* What is expected: Exclude any images and output the remaining records exactly.

* Given entries:
──────────────────────────────
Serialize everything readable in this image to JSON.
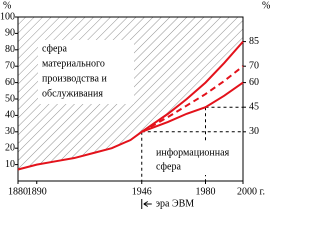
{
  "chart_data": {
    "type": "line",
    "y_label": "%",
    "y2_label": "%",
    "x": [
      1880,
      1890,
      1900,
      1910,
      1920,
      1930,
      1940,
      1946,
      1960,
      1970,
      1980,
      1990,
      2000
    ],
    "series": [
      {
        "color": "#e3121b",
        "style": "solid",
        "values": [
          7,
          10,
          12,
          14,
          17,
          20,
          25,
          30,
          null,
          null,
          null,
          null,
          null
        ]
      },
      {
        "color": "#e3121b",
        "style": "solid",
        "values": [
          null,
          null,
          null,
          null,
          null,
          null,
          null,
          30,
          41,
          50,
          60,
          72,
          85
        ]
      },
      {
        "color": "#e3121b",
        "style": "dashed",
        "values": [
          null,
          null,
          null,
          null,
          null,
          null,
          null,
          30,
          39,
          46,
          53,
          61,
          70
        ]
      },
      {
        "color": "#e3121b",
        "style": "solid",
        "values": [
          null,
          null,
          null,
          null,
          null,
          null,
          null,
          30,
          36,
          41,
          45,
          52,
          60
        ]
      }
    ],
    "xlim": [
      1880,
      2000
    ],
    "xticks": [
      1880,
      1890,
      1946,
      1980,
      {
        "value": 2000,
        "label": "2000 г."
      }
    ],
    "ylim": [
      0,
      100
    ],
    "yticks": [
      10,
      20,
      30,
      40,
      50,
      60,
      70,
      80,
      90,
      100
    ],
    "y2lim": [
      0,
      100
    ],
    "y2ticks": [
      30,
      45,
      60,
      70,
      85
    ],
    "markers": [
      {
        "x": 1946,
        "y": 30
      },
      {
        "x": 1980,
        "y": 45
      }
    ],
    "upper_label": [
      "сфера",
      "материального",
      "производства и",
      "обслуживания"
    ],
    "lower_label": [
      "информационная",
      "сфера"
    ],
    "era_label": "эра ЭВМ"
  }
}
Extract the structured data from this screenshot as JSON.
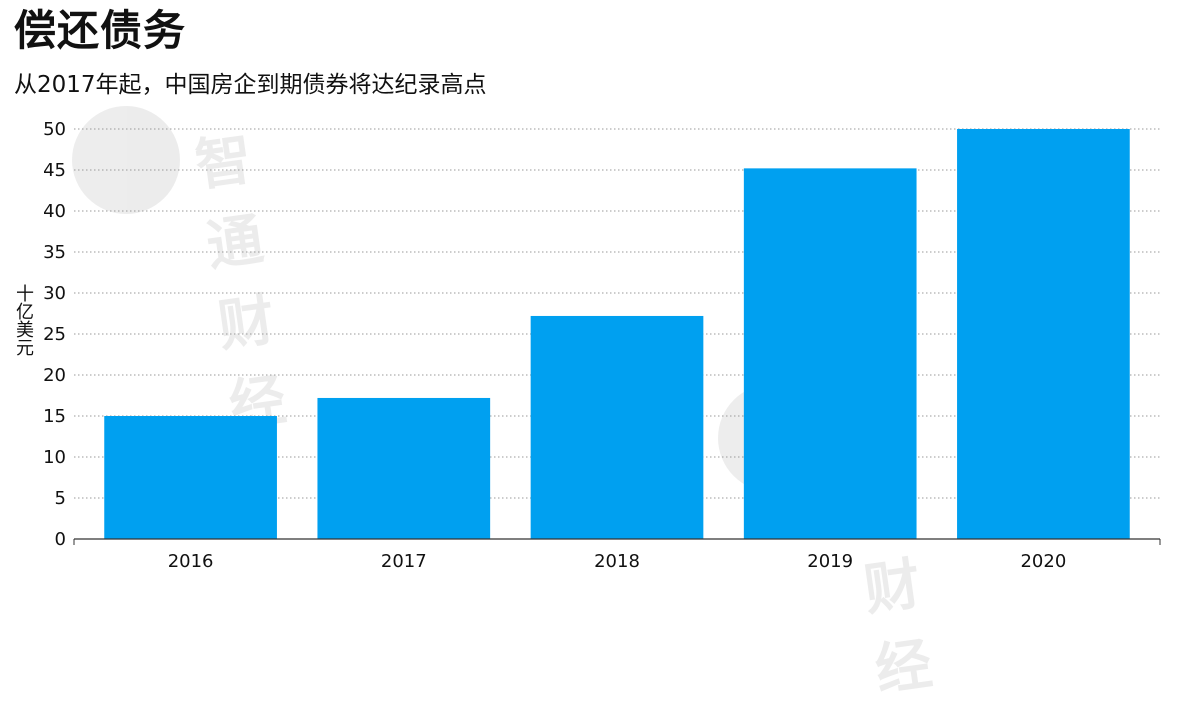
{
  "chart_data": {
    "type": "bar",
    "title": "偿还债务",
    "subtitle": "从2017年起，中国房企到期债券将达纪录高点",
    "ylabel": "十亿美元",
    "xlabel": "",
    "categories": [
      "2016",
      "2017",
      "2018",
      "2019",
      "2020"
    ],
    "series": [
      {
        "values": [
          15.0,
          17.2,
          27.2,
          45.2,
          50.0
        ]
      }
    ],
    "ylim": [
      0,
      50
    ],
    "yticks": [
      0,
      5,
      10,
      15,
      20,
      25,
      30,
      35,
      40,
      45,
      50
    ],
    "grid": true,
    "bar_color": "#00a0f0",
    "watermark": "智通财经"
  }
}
──────────────────────────────
* Output:
Serialize everything readable in this image to JSON.
{
  "chart_data": {
    "type": "line",
    "y_label": "%",
    "y2_label": "%",
    "x": [
      1880,
      1890,
      1900,
      1910,
      1920,
      1930,
      1940,
      1946,
      1960,
      1970,
      1980,
      1990,
      2000
    ],
    "series": [
      {
        "color": "#e3121b",
        "style": "solid",
        "values": [
          7,
          10,
          12,
          14,
          17,
          20,
          25,
          30,
          null,
          null,
          null,
          null,
          null
        ]
      },
      {
        "color": "#e3121b",
        "style": "solid",
        "values": [
          null,
          null,
          null,
          null,
          null,
          null,
          null,
          30,
          41,
          50,
          60,
          72,
          85
        ]
      },
      {
        "color": "#e3121b",
        "style": "dashed",
        "values": [
          null,
          null,
          null,
          null,
          null,
          null,
          null,
          30,
          39,
          46,
          53,
          61,
          70
        ]
      },
      {
        "color": "#e3121b",
        "style": "solid",
        "values": [
          null,
          null,
          null,
          null,
          null,
          null,
          null,
          30,
          36,
          41,
          45,
          52,
          60
        ]
      }
    ],
    "xlim": [
      1880,
      2000
    ],
    "xticks": [
      1880,
      1890,
      1946,
      1980,
      {
        "value": 2000,
        "label": "2000 г."
      }
    ],
    "ylim": [
      0,
      100
    ],
    "yticks": [
      10,
      20,
      30,
      40,
      50,
      60,
      70,
      80,
      90,
      100
    ],
    "y2lim": [
      0,
      100
    ],
    "y2ticks": [
      30,
      45,
      60,
      70,
      85
    ],
    "markers": [
      {
        "x": 1946,
        "y": 30
      },
      {
        "x": 1980,
        "y": 45
      }
    ],
    "upper_label": [
      "сфера",
      "материального",
      "производства и",
      "обслуживания"
    ],
    "lower_label": [
      "информационная",
      "сфера"
    ],
    "era_label": "эра ЭВМ"
  }
}
Extract the structured data from this screenshot as JSON.
{
  "chart_data": {
    "type": "bar",
    "title": "偿还债务",
    "subtitle": "从2017年起，中国房企到期债券将达纪录高点",
    "ylabel": "十亿美元",
    "xlabel": "",
    "categories": [
      "2016",
      "2017",
      "2018",
      "2019",
      "2020"
    ],
    "series": [
      {
        "values": [
          15.0,
          17.2,
          27.2,
          45.2,
          50.0
        ]
      }
    ],
    "ylim": [
      0,
      50
    ],
    "yticks": [
      0,
      5,
      10,
      15,
      20,
      25,
      30,
      35,
      40,
      45,
      50
    ],
    "grid": true,
    "bar_color": "#00a0f0",
    "watermark": "智通财经"
  }
}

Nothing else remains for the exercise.